◆ CHALLENGE
Collect every row below that contains the word "carriage" and reproduce each such row in full. Case counts, so include only rows where the capitalization matches.

◆ DATA EXTRACT
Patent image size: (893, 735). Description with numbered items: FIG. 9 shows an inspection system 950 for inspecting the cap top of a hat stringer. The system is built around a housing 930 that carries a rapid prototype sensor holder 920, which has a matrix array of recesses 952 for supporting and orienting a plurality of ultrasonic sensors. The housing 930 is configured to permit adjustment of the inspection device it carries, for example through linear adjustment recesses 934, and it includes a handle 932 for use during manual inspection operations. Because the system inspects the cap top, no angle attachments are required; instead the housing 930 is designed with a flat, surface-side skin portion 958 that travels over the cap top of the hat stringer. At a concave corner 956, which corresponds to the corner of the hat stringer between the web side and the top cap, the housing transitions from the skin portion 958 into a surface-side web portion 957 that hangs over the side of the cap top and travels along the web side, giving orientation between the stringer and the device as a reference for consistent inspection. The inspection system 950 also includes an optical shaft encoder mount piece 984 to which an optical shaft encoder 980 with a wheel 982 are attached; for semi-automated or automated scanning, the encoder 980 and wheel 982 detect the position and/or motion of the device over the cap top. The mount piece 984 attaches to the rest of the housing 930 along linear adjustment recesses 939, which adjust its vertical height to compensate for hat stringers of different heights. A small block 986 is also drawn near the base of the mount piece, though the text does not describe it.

---

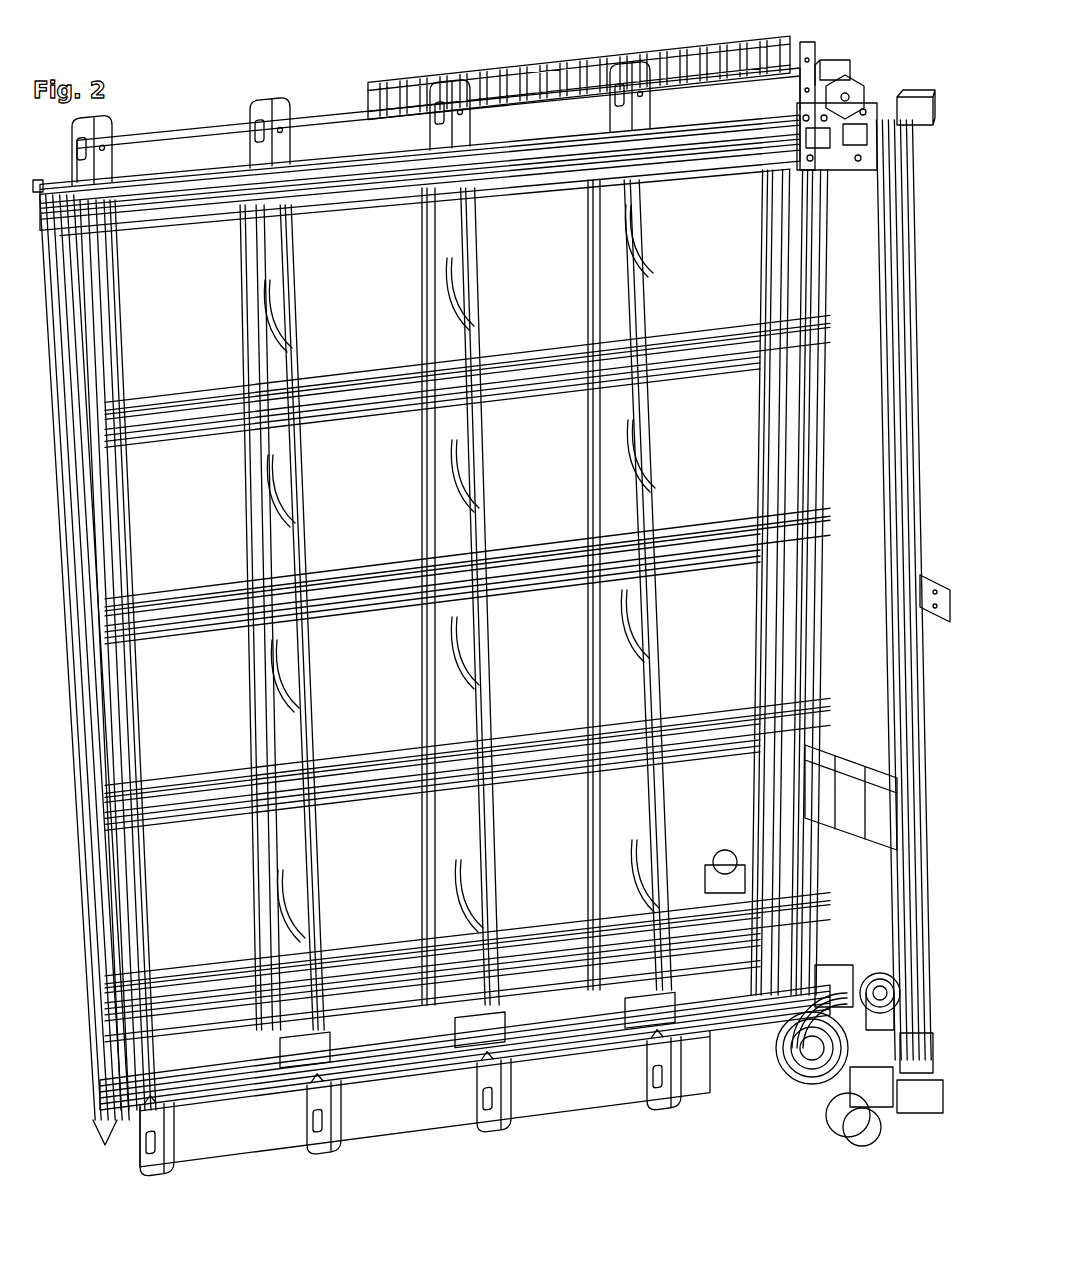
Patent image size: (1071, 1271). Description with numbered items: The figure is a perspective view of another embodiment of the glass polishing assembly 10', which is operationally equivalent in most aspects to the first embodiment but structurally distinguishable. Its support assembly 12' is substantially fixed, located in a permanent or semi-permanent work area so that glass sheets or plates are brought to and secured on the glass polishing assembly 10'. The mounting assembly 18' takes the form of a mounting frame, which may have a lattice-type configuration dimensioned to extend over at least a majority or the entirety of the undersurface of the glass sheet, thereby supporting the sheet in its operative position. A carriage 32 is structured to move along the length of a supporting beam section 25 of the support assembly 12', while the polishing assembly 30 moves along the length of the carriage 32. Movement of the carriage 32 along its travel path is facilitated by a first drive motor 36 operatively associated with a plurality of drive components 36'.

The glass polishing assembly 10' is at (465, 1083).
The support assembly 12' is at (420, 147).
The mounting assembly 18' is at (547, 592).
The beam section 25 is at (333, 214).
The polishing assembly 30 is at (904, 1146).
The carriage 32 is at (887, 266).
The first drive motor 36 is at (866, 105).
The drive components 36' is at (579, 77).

* * *

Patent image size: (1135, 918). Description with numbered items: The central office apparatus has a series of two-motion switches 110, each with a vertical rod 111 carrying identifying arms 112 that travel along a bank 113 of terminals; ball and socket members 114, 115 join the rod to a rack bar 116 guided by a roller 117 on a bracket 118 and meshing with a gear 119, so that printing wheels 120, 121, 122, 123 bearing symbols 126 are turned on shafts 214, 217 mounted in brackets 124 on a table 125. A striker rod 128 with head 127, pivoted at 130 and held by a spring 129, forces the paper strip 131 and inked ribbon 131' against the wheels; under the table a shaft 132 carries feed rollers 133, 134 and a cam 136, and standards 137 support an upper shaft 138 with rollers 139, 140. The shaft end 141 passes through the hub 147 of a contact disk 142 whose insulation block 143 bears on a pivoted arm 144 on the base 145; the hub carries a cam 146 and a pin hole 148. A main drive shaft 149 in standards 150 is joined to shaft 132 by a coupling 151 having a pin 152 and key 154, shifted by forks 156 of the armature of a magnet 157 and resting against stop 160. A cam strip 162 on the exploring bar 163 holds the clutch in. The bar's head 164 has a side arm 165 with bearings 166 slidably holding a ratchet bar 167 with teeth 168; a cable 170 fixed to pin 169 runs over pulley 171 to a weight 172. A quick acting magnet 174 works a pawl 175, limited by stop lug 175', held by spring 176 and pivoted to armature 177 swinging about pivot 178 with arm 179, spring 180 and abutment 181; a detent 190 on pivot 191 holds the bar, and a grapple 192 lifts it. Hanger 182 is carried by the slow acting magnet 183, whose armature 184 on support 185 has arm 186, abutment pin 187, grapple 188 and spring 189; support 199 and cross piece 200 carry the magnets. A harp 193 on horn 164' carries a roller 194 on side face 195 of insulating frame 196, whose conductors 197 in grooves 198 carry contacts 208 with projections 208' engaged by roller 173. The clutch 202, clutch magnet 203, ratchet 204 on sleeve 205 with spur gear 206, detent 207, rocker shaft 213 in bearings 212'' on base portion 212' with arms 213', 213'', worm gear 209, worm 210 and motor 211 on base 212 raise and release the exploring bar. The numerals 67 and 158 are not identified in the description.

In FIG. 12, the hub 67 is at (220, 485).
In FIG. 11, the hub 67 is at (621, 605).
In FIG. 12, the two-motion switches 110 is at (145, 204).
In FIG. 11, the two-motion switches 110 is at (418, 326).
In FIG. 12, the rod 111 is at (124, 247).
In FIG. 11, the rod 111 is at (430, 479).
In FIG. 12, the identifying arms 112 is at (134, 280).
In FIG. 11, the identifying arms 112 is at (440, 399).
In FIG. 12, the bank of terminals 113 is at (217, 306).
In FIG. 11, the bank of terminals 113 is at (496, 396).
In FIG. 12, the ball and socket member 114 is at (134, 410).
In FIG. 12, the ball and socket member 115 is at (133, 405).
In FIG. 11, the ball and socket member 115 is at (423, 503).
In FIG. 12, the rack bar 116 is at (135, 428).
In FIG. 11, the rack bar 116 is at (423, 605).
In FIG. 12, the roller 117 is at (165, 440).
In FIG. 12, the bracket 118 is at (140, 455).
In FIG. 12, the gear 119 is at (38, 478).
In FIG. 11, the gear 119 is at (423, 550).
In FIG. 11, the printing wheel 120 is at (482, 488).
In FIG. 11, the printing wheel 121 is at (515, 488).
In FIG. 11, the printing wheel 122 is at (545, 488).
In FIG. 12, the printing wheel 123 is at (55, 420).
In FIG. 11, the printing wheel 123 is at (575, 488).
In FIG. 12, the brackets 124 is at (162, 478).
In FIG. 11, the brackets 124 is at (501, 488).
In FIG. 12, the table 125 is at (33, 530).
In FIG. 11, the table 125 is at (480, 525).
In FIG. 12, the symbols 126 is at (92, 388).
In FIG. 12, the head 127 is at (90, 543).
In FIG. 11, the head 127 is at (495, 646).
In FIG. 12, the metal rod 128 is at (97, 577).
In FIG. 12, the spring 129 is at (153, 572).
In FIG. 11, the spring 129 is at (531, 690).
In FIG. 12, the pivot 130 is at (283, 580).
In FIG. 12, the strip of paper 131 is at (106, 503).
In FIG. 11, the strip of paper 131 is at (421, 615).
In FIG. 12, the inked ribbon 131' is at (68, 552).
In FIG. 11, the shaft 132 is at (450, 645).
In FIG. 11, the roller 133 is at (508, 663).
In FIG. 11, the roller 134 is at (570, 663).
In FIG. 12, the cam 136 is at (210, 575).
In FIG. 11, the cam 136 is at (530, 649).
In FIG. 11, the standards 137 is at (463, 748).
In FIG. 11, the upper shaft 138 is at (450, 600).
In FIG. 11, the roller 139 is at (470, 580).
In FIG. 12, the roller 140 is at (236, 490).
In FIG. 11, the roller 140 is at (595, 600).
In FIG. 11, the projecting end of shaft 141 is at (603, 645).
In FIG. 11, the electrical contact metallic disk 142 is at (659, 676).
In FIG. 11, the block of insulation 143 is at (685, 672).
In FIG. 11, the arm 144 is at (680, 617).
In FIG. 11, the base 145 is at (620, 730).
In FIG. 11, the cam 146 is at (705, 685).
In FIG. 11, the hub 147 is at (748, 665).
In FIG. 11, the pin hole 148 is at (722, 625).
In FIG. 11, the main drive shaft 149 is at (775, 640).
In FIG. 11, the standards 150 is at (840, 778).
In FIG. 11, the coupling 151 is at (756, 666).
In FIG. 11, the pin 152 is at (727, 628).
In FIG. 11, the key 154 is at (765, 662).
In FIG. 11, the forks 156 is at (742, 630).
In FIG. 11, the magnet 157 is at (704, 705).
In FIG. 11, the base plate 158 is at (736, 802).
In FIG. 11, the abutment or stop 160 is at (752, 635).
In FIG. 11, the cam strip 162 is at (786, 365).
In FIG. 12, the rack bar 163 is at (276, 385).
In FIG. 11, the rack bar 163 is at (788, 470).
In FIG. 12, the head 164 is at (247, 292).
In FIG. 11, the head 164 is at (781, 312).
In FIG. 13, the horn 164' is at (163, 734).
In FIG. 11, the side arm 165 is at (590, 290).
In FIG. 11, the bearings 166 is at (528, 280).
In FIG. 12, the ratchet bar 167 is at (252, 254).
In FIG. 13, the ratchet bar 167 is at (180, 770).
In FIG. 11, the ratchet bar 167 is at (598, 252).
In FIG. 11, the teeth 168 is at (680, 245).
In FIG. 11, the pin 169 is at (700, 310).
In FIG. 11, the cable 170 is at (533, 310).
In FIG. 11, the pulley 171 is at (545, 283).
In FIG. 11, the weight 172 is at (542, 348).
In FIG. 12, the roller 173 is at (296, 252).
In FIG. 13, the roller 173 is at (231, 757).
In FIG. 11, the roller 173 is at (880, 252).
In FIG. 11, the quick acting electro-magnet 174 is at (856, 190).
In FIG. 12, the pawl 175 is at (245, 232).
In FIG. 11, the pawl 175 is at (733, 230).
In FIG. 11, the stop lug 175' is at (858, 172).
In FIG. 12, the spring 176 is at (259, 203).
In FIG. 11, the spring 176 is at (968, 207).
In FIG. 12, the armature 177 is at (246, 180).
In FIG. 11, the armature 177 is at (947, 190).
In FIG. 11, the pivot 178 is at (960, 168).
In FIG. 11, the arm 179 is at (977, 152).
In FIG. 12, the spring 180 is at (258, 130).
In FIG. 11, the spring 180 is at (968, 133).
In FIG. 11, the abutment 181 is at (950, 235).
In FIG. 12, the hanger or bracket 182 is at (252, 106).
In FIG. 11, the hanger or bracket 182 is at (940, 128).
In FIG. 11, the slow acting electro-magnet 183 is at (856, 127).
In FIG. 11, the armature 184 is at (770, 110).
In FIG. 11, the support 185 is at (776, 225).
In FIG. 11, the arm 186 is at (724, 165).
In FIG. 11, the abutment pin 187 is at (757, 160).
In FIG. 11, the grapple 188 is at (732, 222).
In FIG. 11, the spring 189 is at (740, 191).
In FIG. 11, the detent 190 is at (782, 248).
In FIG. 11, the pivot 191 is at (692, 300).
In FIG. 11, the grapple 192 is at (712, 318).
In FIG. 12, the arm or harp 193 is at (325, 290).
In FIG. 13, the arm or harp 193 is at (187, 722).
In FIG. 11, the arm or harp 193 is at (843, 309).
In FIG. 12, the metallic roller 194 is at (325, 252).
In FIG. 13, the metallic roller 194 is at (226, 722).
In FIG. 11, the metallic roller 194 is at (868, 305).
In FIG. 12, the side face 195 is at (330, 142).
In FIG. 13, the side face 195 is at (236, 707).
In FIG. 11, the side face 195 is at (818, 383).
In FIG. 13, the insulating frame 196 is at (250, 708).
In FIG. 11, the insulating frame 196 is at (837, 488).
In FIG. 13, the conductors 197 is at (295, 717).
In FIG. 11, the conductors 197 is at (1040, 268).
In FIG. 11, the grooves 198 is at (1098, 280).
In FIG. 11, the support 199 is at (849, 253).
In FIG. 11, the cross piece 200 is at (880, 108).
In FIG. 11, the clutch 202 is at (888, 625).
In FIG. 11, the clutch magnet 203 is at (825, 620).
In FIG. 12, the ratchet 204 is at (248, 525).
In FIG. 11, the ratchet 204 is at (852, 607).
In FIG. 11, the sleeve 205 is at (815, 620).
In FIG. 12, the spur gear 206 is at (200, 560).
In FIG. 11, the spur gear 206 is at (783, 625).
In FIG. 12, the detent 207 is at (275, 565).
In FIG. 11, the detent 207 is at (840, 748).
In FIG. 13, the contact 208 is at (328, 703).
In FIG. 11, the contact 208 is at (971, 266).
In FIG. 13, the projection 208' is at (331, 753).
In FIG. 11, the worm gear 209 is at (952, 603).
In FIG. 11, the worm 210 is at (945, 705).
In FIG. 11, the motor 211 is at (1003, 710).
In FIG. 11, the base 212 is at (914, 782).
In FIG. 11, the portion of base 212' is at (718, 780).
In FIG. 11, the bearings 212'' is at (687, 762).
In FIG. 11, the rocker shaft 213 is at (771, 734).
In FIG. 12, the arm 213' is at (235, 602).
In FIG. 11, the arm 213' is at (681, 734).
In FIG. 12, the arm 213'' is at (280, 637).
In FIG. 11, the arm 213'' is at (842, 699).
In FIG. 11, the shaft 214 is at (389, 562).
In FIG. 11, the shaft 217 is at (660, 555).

◆ REPLY TO THE EXERCISE
Patent image size: (1071, 1271). Description with numbered items: The figure is a perspective view of another embodiment of the glass polishing assembly 10', which is operationally equivalent in most aspects to the first embodiment but structurally distinguishable. Its support assembly 12' is substantially fixed, located in a permanent or semi-permanent work area so that glass sheets or plates are brought to and secured on the glass polishing assembly 10'. The mounting assembly 18' takes the form of a mounting frame, which may have a lattice-type configuration dimensioned to extend over at least a majority or the entirety of the undersurface of the glass sheet, thereby supporting the sheet in its operative position. A carriage 32 is structured to move along the length of a supporting beam section 25 of the support assembly 12', while the polishing assembly 30 moves along the length of the carriage 32. Movement of the carriage 32 along its travel path is facilitated by a first drive motor 36 operatively associated with a plurality of drive components 36'.
The carriage 32 is at (887, 266).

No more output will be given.